### EXERCISE
Find every line in the records below that contains the word "Crude", and copy each such line.

[Dataset rows about figures]
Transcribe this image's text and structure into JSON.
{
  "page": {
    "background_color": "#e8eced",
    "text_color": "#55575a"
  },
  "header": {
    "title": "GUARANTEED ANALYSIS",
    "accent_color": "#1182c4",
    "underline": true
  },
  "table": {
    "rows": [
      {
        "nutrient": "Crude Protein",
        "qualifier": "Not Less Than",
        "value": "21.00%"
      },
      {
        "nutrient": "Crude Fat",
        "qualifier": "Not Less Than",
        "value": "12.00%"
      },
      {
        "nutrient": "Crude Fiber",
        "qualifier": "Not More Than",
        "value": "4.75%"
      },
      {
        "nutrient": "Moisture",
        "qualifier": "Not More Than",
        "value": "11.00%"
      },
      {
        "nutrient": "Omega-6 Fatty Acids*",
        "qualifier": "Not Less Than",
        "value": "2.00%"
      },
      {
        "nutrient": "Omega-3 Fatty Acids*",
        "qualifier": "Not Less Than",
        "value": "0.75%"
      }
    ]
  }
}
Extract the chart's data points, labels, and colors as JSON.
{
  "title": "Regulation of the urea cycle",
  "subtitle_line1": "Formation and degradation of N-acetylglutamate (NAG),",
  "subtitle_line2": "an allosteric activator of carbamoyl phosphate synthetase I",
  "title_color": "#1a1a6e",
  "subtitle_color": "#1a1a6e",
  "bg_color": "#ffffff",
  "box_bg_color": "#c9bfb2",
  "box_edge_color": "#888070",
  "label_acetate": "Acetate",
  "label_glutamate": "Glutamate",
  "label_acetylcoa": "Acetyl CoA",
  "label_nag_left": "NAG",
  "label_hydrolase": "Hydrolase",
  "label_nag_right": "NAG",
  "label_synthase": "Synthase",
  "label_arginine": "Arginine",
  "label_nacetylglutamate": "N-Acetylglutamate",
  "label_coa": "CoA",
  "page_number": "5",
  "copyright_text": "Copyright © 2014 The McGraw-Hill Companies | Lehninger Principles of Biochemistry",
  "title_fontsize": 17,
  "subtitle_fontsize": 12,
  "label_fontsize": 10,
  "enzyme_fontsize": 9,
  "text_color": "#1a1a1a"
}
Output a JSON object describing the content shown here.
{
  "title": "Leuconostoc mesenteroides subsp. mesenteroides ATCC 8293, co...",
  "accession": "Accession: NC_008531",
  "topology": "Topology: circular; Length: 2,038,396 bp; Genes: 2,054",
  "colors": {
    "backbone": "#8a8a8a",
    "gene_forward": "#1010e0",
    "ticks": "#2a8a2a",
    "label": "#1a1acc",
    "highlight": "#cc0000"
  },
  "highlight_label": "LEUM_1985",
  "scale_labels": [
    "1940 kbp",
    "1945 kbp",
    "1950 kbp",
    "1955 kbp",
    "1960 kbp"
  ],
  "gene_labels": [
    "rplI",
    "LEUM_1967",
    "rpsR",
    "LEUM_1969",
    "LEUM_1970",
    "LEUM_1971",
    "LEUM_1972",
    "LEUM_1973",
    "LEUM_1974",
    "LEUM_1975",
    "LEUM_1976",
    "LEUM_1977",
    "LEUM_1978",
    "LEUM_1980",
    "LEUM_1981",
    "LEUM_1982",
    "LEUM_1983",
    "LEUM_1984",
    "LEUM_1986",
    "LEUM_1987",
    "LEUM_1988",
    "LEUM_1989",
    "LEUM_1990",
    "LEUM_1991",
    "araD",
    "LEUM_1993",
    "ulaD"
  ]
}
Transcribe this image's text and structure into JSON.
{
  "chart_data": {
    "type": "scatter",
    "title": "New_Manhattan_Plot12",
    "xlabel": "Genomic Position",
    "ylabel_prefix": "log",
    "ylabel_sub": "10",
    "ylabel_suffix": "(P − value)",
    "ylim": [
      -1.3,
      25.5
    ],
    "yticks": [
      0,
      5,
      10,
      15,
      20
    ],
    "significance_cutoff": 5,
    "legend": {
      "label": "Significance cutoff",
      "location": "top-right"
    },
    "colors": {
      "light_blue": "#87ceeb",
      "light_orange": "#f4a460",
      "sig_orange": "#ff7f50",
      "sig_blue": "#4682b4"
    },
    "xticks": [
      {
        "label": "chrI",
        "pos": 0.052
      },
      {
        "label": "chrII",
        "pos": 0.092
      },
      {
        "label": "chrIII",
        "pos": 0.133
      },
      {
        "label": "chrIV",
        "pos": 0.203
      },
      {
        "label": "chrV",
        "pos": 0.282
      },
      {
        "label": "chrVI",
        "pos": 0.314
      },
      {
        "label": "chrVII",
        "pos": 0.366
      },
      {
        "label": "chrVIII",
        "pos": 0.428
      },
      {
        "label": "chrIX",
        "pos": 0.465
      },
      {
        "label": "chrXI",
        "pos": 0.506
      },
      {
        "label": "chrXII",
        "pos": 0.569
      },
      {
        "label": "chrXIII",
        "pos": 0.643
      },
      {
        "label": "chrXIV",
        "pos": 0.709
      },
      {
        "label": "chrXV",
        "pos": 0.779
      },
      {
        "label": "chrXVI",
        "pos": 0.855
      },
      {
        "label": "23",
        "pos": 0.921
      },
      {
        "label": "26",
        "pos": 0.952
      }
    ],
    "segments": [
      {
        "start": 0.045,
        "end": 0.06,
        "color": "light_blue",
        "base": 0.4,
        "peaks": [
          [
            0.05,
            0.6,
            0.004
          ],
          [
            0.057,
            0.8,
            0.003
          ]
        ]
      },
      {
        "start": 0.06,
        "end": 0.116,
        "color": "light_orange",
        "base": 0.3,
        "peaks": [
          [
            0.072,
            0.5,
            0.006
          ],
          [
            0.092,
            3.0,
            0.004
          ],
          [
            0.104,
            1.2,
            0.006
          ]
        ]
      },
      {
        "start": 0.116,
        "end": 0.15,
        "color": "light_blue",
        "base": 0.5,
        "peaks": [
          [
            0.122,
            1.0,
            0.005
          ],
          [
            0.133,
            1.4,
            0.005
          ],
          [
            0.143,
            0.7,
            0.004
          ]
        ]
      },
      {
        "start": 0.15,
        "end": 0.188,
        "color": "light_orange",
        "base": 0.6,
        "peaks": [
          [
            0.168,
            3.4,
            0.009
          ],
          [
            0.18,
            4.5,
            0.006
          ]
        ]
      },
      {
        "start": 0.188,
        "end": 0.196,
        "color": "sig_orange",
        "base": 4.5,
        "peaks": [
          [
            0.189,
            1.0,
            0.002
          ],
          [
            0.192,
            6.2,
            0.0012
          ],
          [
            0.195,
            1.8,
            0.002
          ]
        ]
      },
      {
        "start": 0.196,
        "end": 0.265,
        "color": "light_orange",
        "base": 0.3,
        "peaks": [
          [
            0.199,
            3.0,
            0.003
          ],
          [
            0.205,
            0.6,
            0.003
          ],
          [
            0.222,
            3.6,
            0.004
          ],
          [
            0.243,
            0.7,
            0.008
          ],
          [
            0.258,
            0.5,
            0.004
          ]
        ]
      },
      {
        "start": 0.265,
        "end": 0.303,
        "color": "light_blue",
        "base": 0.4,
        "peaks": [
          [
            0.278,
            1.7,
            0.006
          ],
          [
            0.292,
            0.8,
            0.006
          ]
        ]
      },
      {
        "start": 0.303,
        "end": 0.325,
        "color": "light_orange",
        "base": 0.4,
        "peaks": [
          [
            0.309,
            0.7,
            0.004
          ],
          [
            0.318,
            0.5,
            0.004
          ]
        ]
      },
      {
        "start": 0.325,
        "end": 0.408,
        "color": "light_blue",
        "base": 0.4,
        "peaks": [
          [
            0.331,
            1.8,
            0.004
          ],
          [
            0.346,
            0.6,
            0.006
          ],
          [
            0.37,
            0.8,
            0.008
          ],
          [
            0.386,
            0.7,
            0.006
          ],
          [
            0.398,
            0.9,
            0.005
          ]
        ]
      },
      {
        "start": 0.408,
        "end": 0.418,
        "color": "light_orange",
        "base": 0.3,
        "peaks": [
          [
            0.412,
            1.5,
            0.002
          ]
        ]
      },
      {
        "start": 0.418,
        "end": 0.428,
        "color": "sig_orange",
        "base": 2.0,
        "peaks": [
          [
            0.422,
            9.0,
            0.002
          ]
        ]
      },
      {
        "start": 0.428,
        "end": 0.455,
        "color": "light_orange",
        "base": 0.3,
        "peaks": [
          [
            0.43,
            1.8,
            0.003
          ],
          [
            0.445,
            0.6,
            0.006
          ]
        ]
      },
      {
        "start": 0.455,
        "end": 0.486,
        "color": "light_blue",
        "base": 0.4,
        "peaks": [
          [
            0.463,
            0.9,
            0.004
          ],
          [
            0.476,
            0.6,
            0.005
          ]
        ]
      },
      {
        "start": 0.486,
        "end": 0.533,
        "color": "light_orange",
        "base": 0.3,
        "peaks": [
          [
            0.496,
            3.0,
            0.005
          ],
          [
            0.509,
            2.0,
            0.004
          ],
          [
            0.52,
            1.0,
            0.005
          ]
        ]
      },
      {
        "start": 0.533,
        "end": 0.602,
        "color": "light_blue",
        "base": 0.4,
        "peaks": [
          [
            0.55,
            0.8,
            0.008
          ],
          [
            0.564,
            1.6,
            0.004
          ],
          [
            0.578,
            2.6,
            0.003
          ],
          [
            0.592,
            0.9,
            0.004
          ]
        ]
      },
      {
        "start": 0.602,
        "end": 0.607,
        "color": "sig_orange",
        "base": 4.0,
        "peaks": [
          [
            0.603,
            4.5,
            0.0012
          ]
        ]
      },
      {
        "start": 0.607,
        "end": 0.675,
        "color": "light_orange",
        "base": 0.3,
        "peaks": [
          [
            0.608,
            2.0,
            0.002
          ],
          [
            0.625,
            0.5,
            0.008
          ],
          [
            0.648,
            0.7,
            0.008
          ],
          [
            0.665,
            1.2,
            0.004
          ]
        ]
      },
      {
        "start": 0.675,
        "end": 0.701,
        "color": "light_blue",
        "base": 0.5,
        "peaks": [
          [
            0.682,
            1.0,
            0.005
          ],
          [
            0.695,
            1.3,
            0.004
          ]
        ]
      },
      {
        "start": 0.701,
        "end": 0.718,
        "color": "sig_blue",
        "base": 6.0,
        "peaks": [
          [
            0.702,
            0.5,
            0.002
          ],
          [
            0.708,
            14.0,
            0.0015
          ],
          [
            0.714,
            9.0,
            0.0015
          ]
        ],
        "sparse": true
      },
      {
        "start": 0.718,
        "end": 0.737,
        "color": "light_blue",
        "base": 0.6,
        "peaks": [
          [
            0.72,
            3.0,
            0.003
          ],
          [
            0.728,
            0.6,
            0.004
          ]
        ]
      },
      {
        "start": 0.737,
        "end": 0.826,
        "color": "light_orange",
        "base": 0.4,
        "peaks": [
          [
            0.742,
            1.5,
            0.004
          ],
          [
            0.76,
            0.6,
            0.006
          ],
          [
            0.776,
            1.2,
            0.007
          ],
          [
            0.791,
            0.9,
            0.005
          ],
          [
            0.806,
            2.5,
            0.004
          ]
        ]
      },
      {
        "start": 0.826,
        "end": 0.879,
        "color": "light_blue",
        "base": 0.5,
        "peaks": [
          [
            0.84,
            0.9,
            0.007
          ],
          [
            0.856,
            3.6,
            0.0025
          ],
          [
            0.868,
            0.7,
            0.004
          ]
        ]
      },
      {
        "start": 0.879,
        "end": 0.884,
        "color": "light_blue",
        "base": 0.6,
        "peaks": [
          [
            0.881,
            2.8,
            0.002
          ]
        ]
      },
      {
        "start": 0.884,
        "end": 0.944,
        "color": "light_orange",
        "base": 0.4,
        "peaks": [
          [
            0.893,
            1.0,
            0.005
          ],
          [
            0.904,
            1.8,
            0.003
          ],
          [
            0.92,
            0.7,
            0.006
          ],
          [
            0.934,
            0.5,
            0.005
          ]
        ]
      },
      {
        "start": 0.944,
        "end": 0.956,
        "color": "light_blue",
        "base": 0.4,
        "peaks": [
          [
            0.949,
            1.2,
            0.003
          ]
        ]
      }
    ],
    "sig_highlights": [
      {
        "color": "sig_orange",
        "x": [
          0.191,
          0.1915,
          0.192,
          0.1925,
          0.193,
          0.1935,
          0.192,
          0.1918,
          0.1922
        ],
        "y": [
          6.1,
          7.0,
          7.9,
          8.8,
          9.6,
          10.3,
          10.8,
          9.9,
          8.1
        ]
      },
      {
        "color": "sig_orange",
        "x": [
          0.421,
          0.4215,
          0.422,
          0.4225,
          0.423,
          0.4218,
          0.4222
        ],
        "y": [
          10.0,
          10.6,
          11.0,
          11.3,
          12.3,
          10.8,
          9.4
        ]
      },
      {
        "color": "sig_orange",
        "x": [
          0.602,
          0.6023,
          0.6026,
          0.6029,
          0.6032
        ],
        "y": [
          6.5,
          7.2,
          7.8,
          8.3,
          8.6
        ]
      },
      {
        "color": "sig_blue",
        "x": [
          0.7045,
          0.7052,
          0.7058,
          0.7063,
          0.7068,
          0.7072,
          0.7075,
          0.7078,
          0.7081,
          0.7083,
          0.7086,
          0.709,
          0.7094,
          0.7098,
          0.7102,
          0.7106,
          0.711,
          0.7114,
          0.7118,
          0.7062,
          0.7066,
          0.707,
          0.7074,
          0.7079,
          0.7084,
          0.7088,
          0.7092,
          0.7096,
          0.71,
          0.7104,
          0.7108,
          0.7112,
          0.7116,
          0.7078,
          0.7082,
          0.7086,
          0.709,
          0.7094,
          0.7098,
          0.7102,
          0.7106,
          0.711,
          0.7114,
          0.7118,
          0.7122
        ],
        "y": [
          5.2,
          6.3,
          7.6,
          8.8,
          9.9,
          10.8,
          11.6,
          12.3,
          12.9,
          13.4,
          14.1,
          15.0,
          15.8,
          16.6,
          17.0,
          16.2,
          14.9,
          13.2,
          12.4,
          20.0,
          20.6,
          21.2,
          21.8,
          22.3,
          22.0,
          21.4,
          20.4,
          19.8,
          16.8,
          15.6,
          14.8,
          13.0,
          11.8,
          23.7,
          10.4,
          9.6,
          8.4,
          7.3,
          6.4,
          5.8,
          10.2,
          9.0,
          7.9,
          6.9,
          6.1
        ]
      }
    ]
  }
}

### ANSWER FOR THE TASK
        "nutrient": "Crude Protein",
        "nutrient": "Crude Fat",
        "nutrient": "Crude Fiber",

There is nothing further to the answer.